● **Directions**:
Return the records that follow, matching each one exactly.

Provided records start

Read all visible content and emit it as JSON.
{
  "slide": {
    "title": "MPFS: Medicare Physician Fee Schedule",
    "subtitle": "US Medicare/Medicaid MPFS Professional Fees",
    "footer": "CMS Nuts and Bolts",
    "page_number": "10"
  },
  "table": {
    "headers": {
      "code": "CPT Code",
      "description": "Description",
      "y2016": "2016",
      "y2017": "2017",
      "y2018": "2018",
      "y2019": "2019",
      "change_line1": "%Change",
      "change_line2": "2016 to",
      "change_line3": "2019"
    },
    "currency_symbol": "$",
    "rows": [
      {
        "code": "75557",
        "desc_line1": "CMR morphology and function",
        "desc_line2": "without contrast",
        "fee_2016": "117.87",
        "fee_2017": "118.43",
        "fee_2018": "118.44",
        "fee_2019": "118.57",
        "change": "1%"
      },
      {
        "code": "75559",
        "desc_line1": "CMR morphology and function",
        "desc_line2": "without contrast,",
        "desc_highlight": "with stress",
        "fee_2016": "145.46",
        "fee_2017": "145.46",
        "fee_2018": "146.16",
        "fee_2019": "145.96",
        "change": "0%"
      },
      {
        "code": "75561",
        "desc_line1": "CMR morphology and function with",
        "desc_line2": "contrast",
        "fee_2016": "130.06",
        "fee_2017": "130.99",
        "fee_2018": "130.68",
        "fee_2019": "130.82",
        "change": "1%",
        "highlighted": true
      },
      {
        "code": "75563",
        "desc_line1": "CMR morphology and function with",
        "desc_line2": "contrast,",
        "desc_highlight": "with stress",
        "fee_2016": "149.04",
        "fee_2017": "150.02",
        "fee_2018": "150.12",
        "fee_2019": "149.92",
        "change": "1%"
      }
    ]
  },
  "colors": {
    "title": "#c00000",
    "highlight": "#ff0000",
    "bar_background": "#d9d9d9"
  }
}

Provided records end

● **Solution to this problem**:
Read all visible content and emit it as JSON.
{
  "slide": {
    "title": "MPFS: Medicare Physician Fee Schedule",
    "subtitle": "US Medicare/Medicaid MPFS Professional Fees",
    "footer": "CMS Nuts and Bolts",
    "page_number": "10"
  },
  "table": {
    "headers": {
      "code": "CPT Code",
      "description": "Description",
      "y2016": "2016",
      "y2017": "2017",
      "y2018": "2018",
      "y2019": "2019",
      "change_line1": "%Change",
      "change_line2": "2016 to",
      "change_line3": "2019"
    },
    "currency_symbol": "$",
    "rows": [
      {
        "code": "75557",
        "desc_line1": "CMR morphology and function",
        "desc_line2": "without contrast",
        "fee_2016": "117.87",
        "fee_2017": "118.43",
        "fee_2018": "118.44",
        "fee_2019": "118.57",
        "change": "1%"
      },
      {
        "code": "75559",
        "desc_line1": "CMR morphology and function",
        "desc_line2": "without contrast,",
        "desc_highlight": "with stress",
        "fee_2016": "145.46",
        "fee_2017": "145.46",
        "fee_2018": "146.16",
        "fee_2019": "145.96",
        "change": "0%"
      },
      {
        "code": "75561",
        "desc_line1": "CMR morphology and function with",
        "desc_line2": "contrast",
        "fee_2016": "130.06",
        "fee_2017": "130.99",
        "fee_2018": "130.68",
        "fee_2019": "130.82",
        "change": "1%",
        "highlighted": true
      },
      {
        "code": "75563",
        "desc_line1": "CMR morphology and function with",
        "desc_line2": "contrast,",
        "desc_highlight": "with stress",
        "fee_2016": "149.04",
        "fee_2017": "150.02",
        "fee_2018": "150.12",
        "fee_2019": "149.92",
        "change": "1%"
      }
    ]
  },
  "colors": {
    "title": "#c00000",
    "highlight": "#ff0000",
    "bar_background": "#d9d9d9"
  }
}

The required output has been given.